## OBJECTIVE
Collect all lines below with the string "Offices".

## PROVIDED MATERIAL
[BEGIN]

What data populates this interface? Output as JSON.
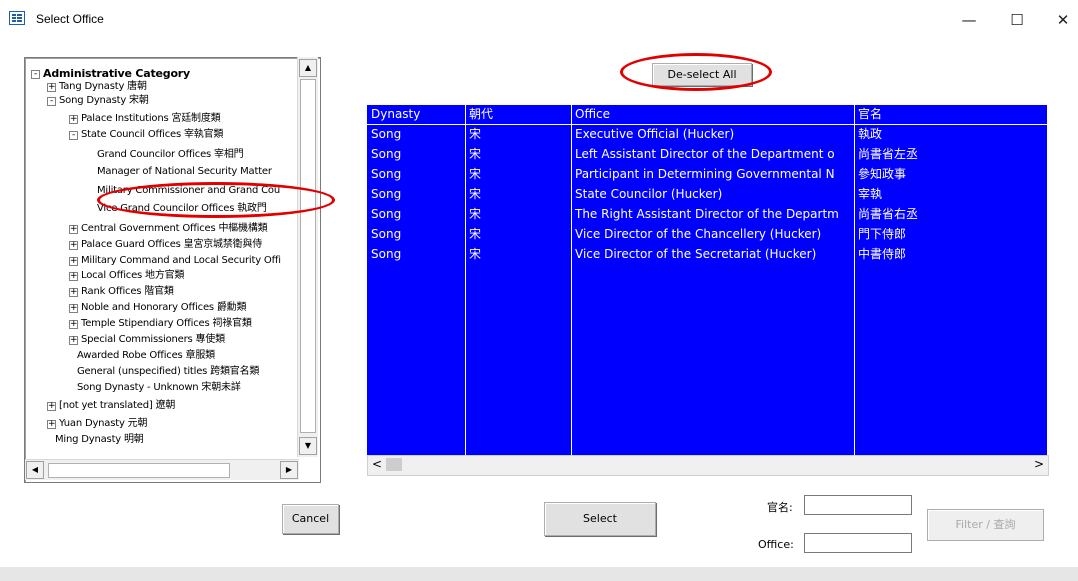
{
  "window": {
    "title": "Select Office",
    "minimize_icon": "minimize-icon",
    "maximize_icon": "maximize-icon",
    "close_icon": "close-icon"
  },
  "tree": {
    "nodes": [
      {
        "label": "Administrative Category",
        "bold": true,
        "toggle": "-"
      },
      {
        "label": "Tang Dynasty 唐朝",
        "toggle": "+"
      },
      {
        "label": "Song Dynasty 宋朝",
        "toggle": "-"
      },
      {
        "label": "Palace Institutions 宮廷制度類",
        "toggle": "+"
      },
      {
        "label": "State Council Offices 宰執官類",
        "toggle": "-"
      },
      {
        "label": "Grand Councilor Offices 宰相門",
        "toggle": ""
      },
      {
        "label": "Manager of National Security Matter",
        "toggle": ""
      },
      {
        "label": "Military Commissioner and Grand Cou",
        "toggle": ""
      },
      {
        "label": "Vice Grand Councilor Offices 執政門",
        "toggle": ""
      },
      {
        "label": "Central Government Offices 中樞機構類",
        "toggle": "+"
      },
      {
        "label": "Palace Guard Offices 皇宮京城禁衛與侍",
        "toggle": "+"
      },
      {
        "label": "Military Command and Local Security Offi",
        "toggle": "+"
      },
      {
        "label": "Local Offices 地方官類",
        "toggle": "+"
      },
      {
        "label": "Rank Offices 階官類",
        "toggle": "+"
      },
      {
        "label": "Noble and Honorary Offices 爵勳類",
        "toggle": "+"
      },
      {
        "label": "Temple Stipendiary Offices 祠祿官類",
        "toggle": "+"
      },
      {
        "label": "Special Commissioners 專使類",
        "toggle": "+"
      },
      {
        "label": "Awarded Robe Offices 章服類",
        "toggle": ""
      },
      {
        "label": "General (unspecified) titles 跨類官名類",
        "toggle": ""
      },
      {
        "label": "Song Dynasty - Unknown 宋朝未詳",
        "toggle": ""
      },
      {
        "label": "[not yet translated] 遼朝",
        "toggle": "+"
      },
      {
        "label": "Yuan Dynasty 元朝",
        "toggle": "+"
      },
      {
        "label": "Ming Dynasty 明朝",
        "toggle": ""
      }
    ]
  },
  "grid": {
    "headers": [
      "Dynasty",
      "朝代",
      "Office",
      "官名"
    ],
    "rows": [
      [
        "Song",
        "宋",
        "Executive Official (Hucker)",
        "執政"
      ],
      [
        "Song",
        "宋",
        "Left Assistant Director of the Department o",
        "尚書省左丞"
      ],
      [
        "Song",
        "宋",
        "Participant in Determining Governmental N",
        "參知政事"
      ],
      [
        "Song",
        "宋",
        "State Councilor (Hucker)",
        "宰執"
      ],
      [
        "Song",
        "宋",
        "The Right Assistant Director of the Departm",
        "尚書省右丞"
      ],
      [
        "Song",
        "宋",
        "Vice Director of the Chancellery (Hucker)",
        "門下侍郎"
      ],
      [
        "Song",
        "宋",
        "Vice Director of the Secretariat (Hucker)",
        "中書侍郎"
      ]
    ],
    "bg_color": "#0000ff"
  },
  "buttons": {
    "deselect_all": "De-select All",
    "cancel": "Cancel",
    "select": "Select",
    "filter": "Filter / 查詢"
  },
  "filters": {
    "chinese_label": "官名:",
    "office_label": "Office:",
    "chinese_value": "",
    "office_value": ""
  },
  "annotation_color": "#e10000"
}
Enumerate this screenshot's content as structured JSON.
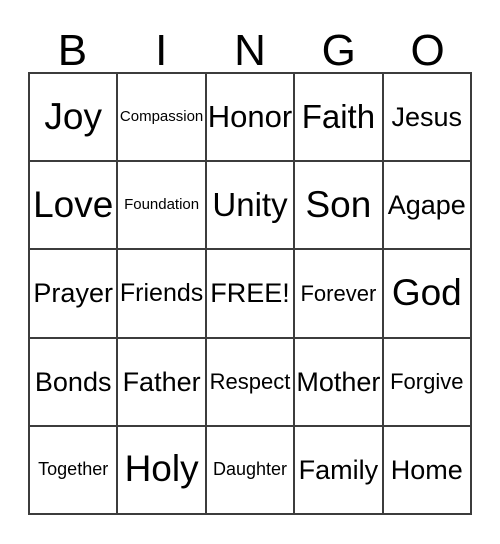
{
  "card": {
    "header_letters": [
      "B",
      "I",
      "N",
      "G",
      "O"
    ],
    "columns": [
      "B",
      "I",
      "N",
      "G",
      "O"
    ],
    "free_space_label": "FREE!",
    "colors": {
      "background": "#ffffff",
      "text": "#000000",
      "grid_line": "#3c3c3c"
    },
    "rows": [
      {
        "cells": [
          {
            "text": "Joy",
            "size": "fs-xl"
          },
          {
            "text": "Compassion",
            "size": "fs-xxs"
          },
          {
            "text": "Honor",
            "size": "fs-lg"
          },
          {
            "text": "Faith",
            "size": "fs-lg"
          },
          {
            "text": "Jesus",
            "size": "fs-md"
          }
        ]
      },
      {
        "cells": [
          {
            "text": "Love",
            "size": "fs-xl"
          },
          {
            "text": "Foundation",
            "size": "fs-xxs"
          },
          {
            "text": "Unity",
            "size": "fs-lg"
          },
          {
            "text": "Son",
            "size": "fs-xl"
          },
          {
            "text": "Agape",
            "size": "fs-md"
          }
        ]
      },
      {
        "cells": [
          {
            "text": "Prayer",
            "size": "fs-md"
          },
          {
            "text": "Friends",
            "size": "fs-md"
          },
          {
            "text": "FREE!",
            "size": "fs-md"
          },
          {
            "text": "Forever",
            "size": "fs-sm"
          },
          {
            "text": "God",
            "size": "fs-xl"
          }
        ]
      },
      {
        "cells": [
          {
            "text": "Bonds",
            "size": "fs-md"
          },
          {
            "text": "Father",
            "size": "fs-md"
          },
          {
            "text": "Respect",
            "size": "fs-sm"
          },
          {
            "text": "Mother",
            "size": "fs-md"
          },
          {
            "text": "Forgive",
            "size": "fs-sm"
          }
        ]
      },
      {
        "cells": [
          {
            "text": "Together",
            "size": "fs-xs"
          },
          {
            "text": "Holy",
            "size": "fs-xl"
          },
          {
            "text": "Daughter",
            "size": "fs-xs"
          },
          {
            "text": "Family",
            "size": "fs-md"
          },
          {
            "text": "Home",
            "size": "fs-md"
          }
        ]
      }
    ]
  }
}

[END]

## THE REPLY
        "label": "State Council Offices 宰執官類",
        "label": "Grand Councilor Offices 宰相門",
        "label": "Vice Grand Councilor Offices 執政門",
        "label": "Central Government Offices 中樞機構類",
        "label": "Palace Guard Offices 皇宮京城禁衛與侍",
        "label": "Local Offices 地方官類",
        "label": "Rank Offices 階官類",
        "label": "Noble and Honorary Offices 爵勳類",
        "label": "Temple Stipendiary Offices 祠祿官類",
        "label": "Awarded Robe Offices 章服類",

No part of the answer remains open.